═════ Record set ═════

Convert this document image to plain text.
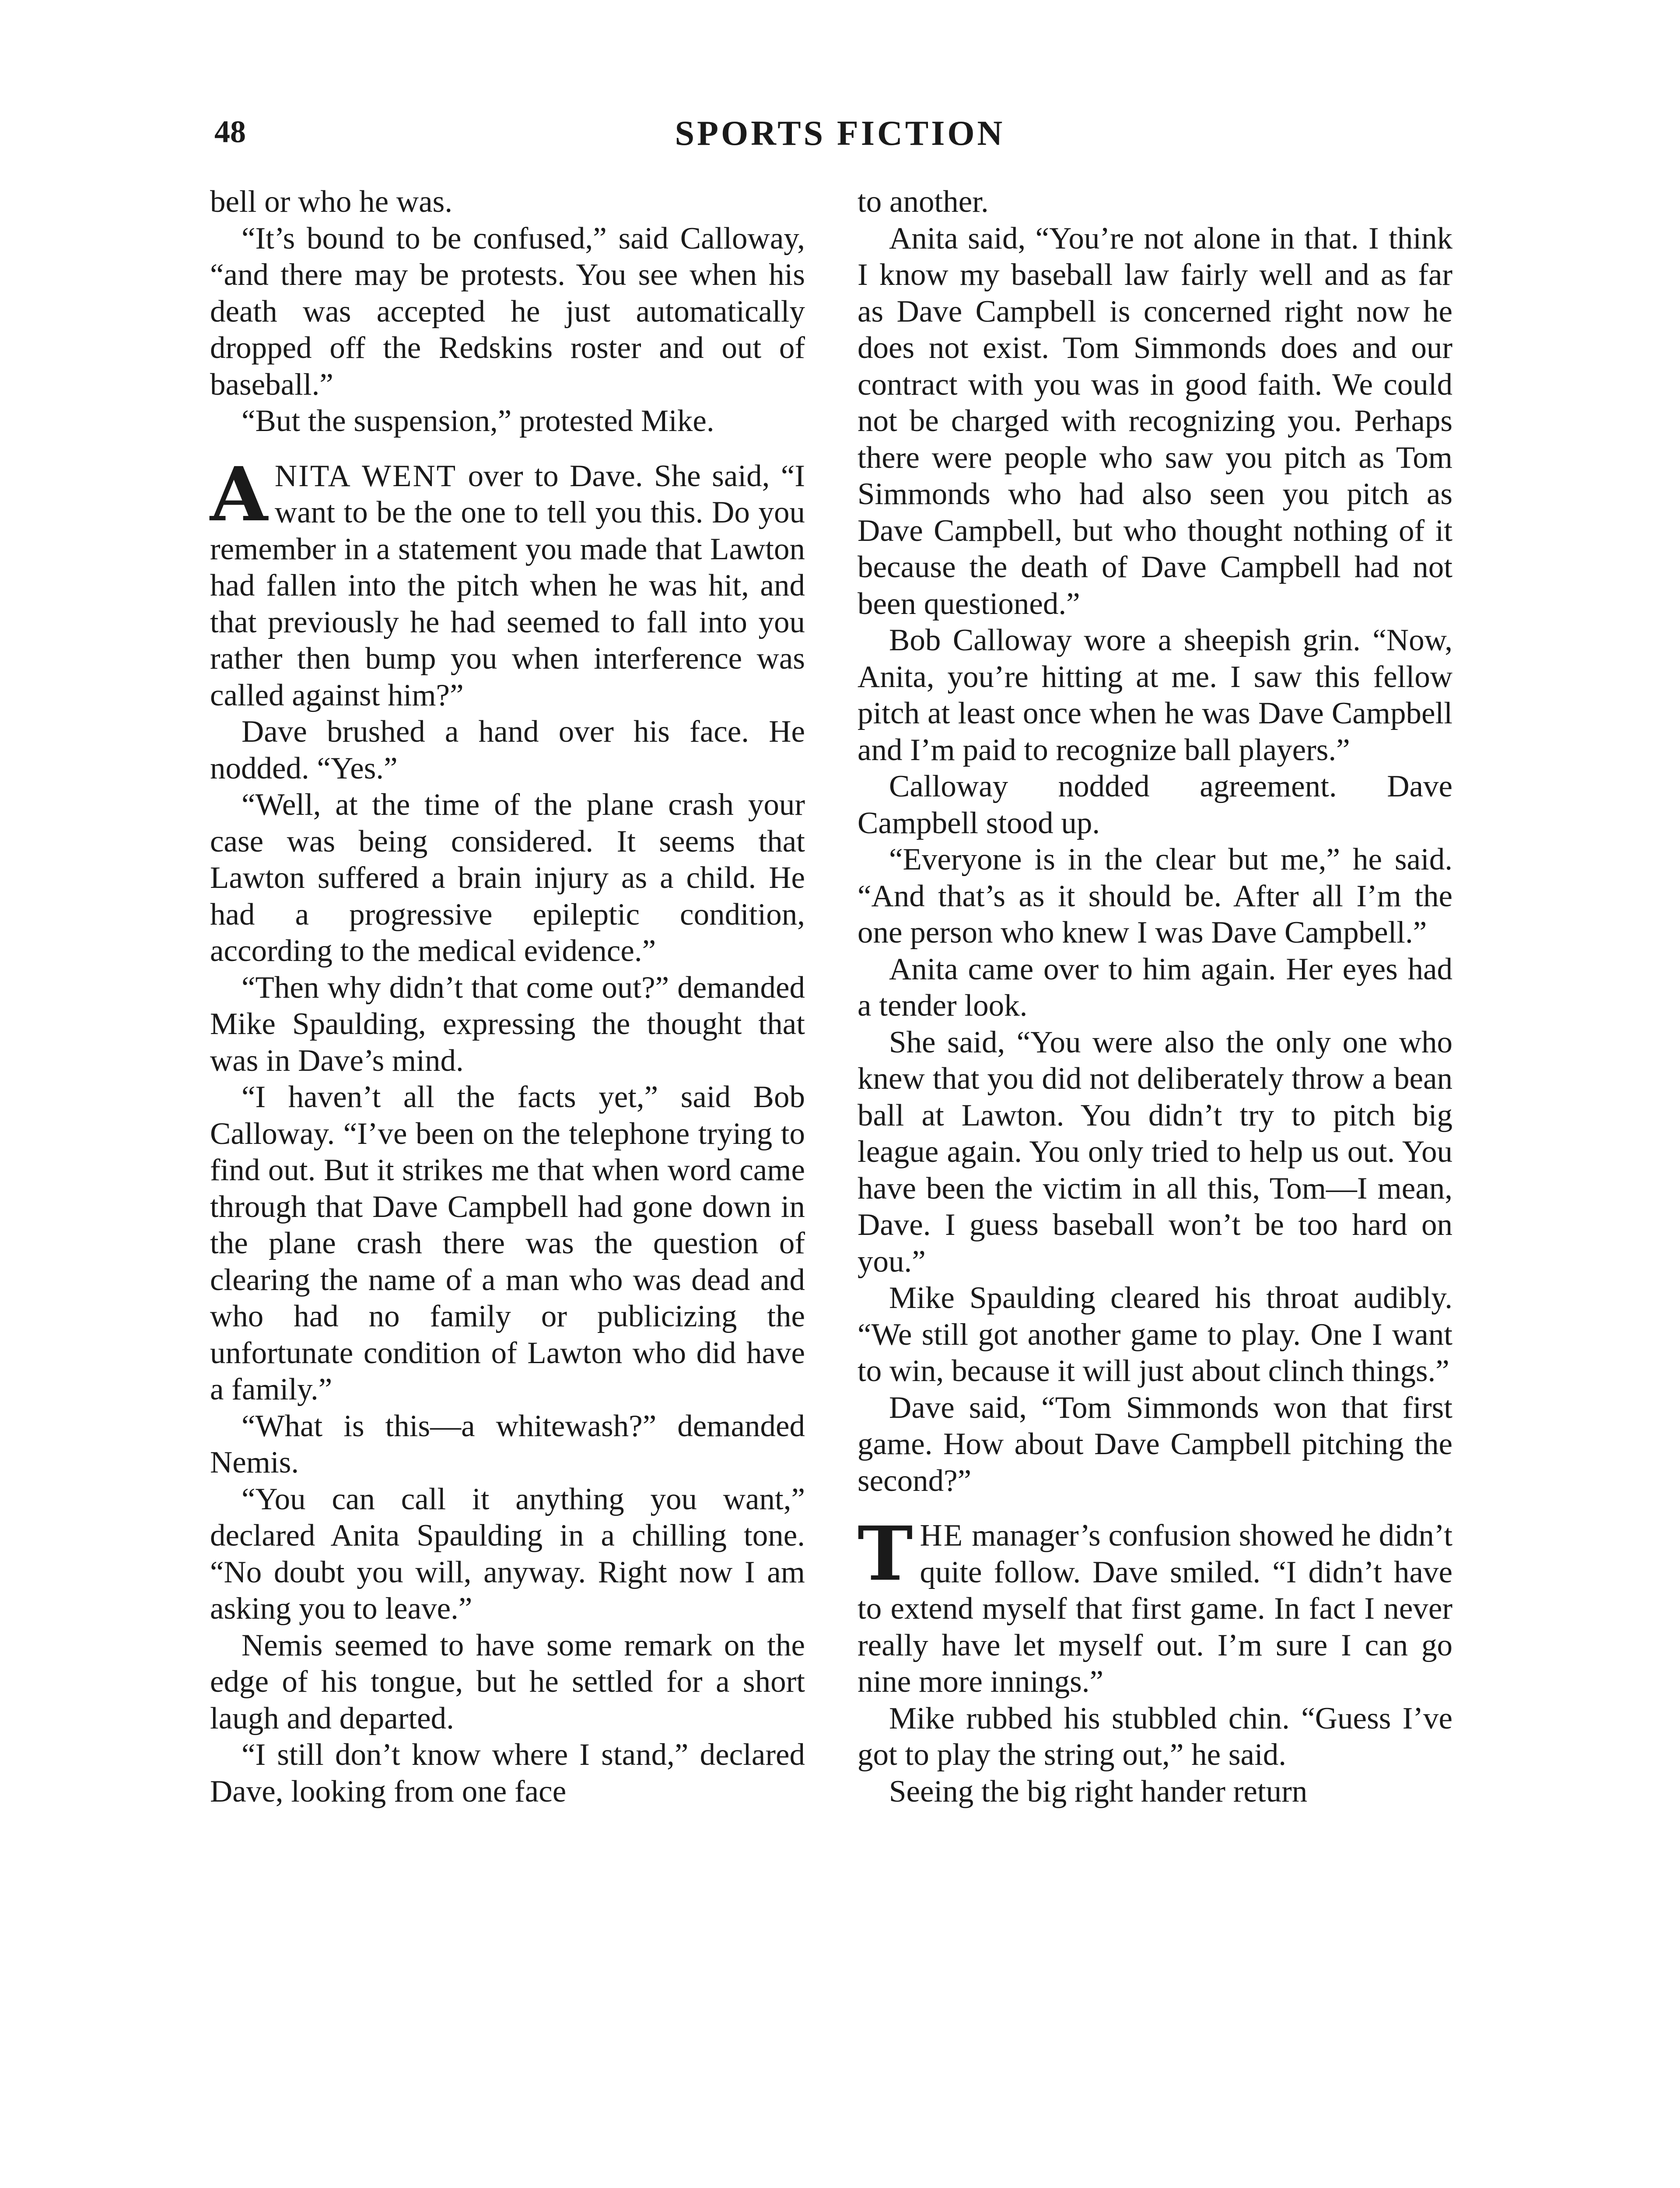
48	SPORTS FICTION

bell or who he was.

“It’s bound to be confused,” said Calloway, “and there may be protests. You see when his death was accepted he just automatically dropped off the Redskins roster and out of baseball.”

“But the suspension,” protested Mike.

ANITA WENT over to Dave. She said, “I want to be the one to tell you this. Do you remember in a statement you made that Lawton had fallen into the pitch when he was hit, and that previously he had seemed to fall into you rather then bump you when interference was called against him?”

Dave brushed a hand over his face. He nodded. “Yes.”

“Well, at the time of the plane crash your case was being considered. It seems that Lawton suffered a brain injury as a child. He had a progressive epileptic condition, according to the medical evidence.”

“Then why didn’t that come out?” demanded Mike Spaulding, expressing the thought that was in Dave’s mind.

“I haven’t all the facts yet,” said Bob Calloway. “I’ve been on the telephone trying to find out. But it strikes me that when word came through that Dave Campbell had gone down in the plane crash there was the question of clearing the name of a man who was dead and who had no family or publicizing the unfortunate condition of Lawton who did have a family.”

“What is this—a whitewash?” demanded Nemis.

“You can call it anything you want,” declared Anita Spaulding in a chilling tone. “No doubt you will, anyway. Right now I am asking you to leave.”

Nemis seemed to have some remark on the edge of his tongue, but he settled for a short laugh and departed.

“I still don’t know where I stand,” declared Dave, looking from one face

to another.

Anita said, “You’re not alone in that. I think I know my baseball law fairly well and as far as Dave Campbell is concerned right now he does not exist. Tom Simmonds does and our contract with you was in good faith. We could not be charged with recognizing you. Perhaps there were people who saw you pitch as Tom Simmonds who had also seen you pitch as Dave Campbell, but who thought nothing of it because the death of Dave Campbell had not been questioned.”

Bob Calloway wore a sheepish grin. “Now, Anita, you’re hitting at me. I saw this fellow pitch at least once when he was Dave Campbell and I’m paid to recognize ball players.”

Calloway nodded agreement. Dave Campbell stood up.

“Everyone is in the clear but me,” he said. “And that’s as it should be. After all I’m the one person who knew I was Dave Campbell.”

Anita came over to him again. Her eyes had a tender look.

She said, “You were also the only one who knew that you did not deliberately throw a bean ball at Lawton. You didn’t try to pitch big league again. You only tried to help us out. You have been the victim in all this, Tom—I mean, Dave. I guess baseball won’t be too hard on you.”

Mike Spaulding cleared his throat audibly. “We still got another game to play. One I want to win, because it will just about clinch things.”

Dave said, “Tom Simmonds won that first game. How about Dave Campbell pitching the second?”

THE manager’s confusion showed he didn’t quite follow. Dave smiled. “I didn’t have to extend myself that first game. In fact I never really have let myself out. I’m sure I can go nine more innings.”

Mike rubbed his stubbled chin. “Guess I’ve got to play the string out,” he said.

Seeing the big right hander return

═════

Problem details>
Copy out each line of the data containing the string "declared".

Response to this task>
“You can call it anything you want,” declared Anita Spaulding in a chilling tone. “No doubt you will, anyway. Right now I am asking you to leave.”
“I still don’t know where I stand,” declared Dave, looking from one face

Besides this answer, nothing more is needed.